GOAL OF THE EXERCISE: List every line in this data where the string "page" occurs.

ENTRIES SUPPLIED:

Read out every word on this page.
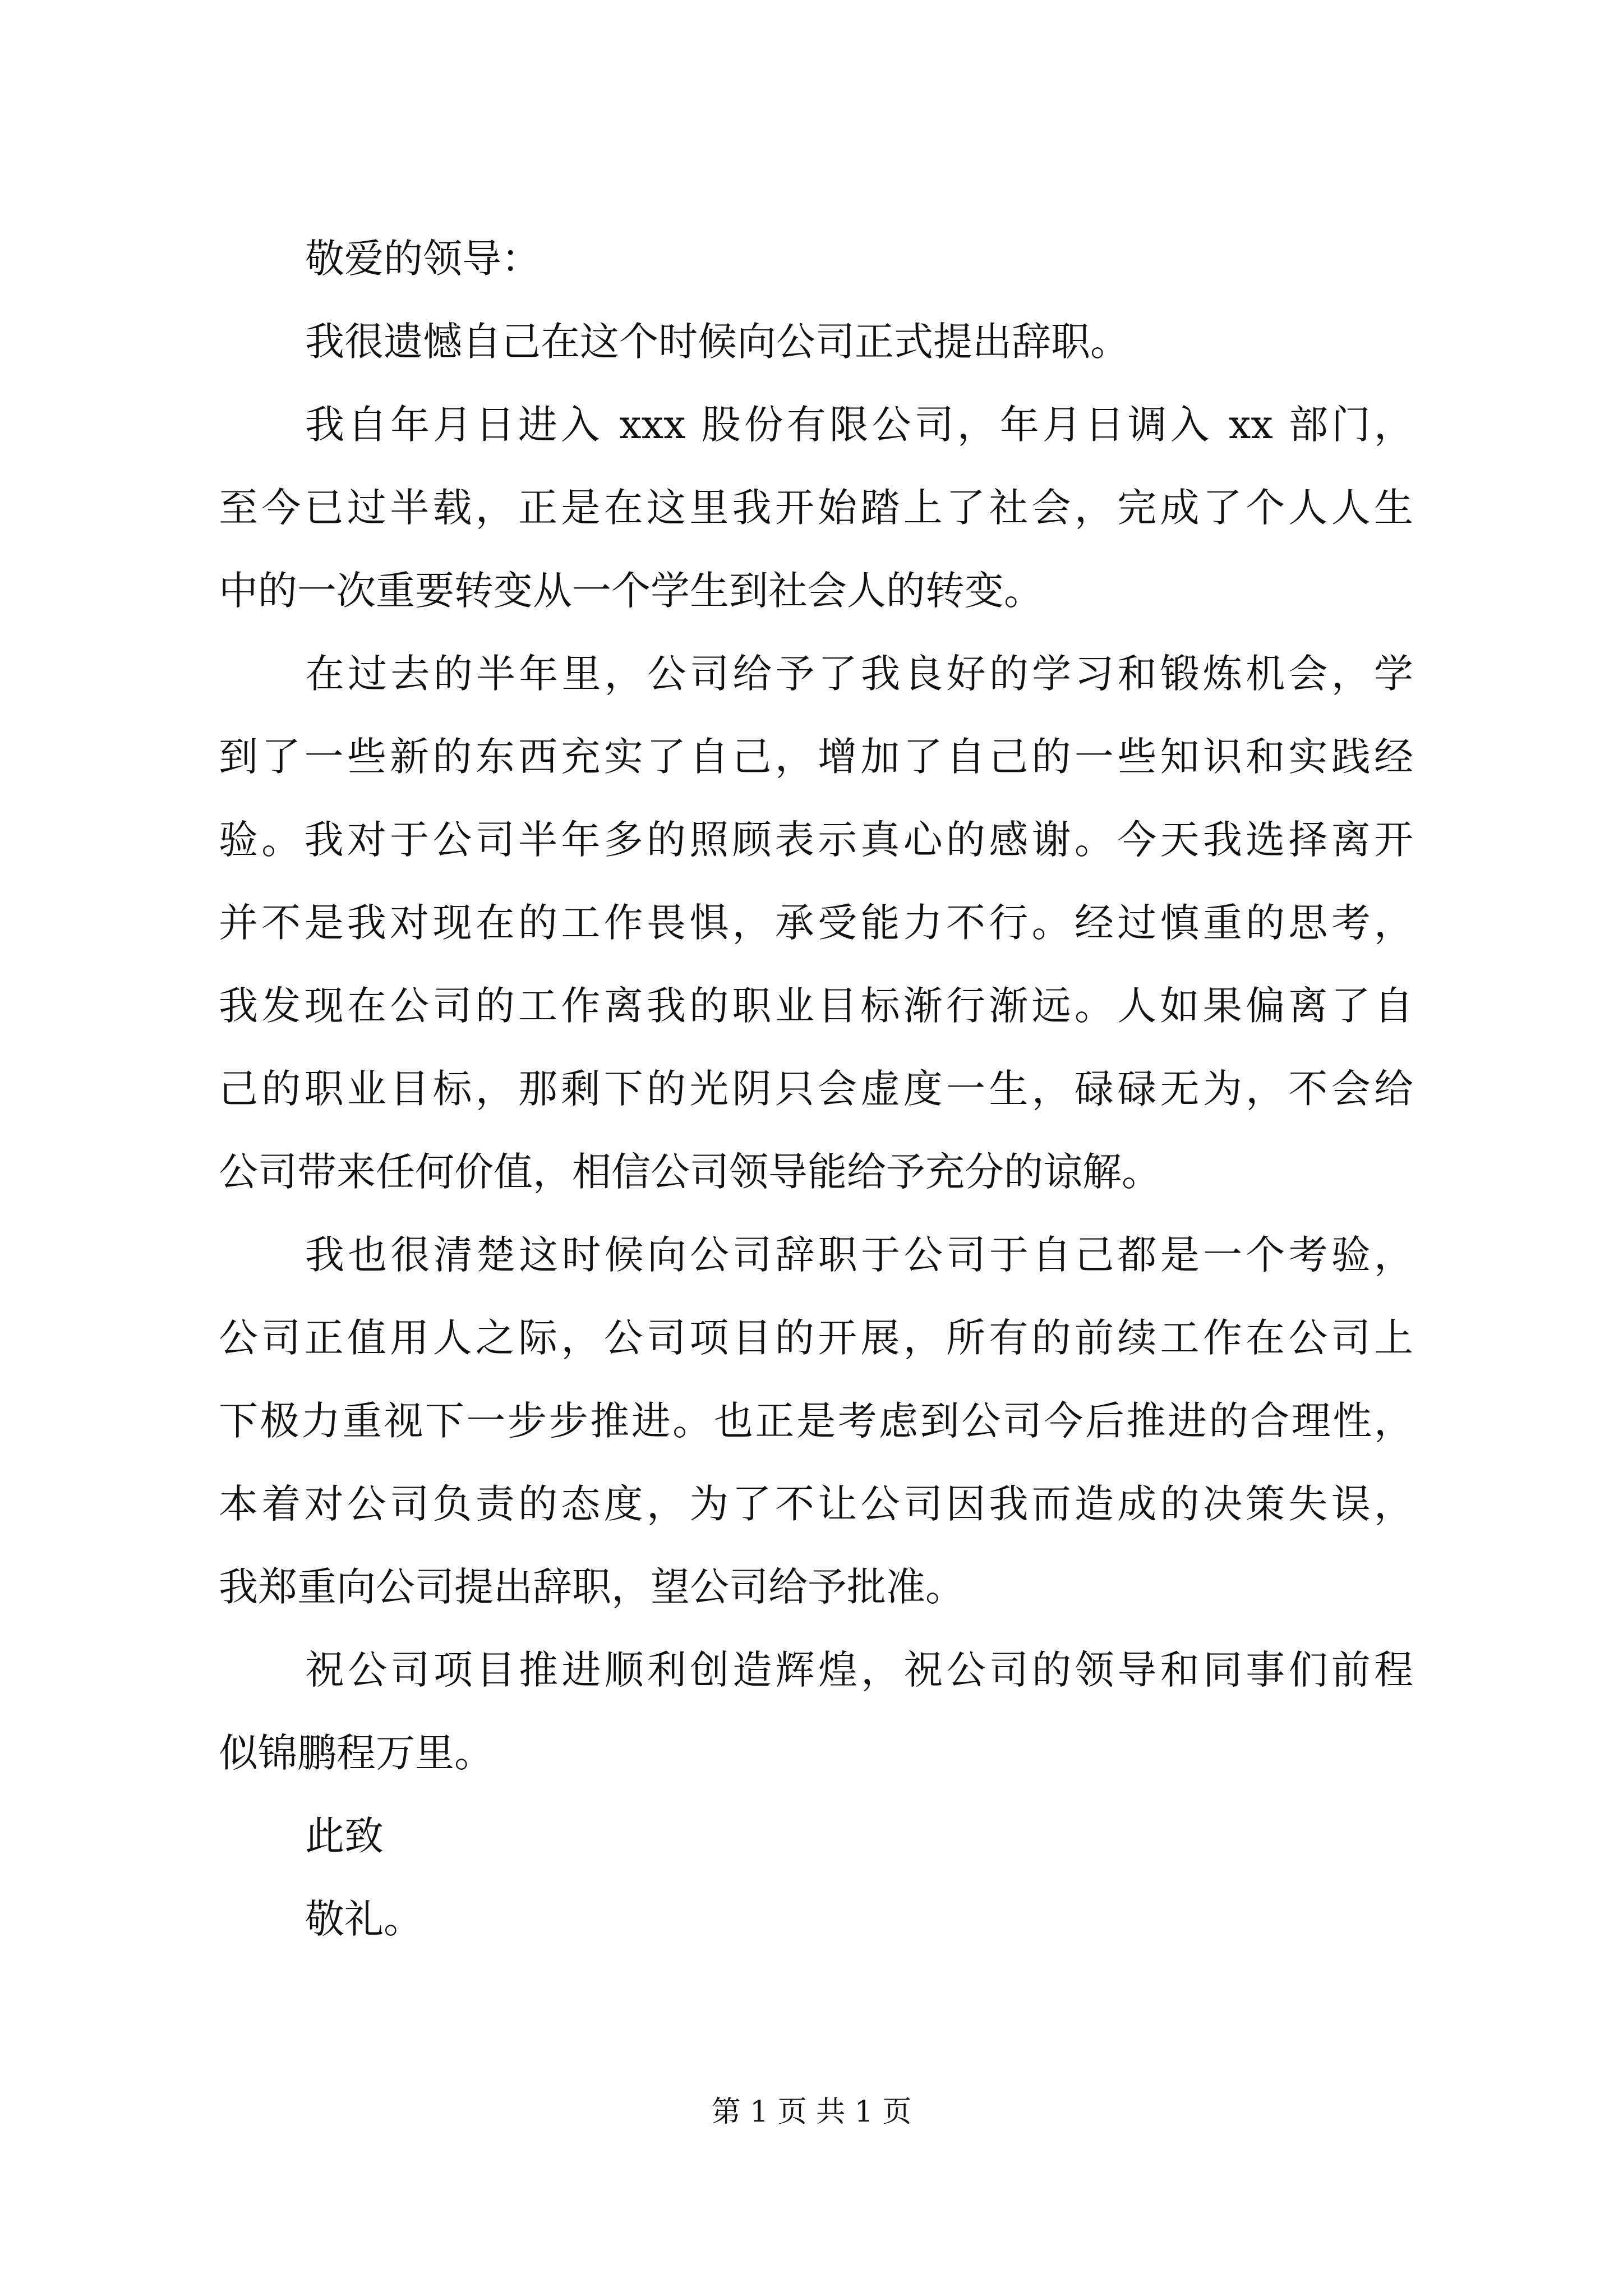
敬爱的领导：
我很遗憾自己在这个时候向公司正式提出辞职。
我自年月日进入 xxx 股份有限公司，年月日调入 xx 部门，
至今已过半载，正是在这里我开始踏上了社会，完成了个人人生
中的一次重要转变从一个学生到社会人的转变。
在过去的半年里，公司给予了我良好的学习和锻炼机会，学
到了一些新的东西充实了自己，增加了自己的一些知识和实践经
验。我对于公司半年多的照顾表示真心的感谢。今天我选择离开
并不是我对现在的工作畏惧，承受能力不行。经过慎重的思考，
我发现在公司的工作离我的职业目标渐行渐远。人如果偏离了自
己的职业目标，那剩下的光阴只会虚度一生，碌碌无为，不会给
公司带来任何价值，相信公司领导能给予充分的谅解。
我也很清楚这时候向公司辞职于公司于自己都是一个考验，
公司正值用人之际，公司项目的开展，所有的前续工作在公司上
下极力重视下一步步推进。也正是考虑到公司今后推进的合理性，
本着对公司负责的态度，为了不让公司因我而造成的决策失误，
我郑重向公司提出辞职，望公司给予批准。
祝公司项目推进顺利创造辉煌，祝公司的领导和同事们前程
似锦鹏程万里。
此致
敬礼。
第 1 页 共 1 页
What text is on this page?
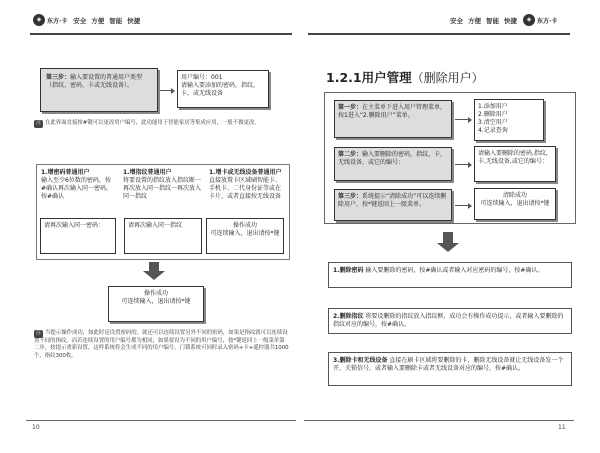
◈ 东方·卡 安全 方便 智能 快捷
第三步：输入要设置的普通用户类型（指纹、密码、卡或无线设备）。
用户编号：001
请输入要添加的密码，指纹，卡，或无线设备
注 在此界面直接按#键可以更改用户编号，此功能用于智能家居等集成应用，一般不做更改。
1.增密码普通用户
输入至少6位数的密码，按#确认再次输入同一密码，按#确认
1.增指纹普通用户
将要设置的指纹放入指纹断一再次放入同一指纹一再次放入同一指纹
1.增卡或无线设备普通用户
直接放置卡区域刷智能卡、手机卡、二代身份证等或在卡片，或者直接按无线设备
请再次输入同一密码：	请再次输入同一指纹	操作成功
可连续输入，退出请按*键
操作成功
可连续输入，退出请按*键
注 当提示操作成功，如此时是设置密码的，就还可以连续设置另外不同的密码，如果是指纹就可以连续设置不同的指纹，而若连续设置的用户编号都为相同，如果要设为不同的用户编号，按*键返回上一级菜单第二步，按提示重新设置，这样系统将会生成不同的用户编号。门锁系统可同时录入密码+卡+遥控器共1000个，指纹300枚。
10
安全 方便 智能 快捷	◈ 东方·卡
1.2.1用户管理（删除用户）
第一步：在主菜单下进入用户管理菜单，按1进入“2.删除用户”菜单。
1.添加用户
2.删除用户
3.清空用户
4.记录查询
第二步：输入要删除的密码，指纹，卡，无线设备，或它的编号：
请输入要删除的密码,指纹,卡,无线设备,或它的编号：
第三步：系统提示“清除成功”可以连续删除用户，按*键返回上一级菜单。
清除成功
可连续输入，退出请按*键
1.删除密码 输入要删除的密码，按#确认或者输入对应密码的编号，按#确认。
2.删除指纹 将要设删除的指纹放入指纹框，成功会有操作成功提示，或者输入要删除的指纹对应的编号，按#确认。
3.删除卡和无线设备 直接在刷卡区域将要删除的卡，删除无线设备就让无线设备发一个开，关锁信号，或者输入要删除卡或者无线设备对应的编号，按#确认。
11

OUTPUT BELOW:
Read out every word on this page.
What text is on this page?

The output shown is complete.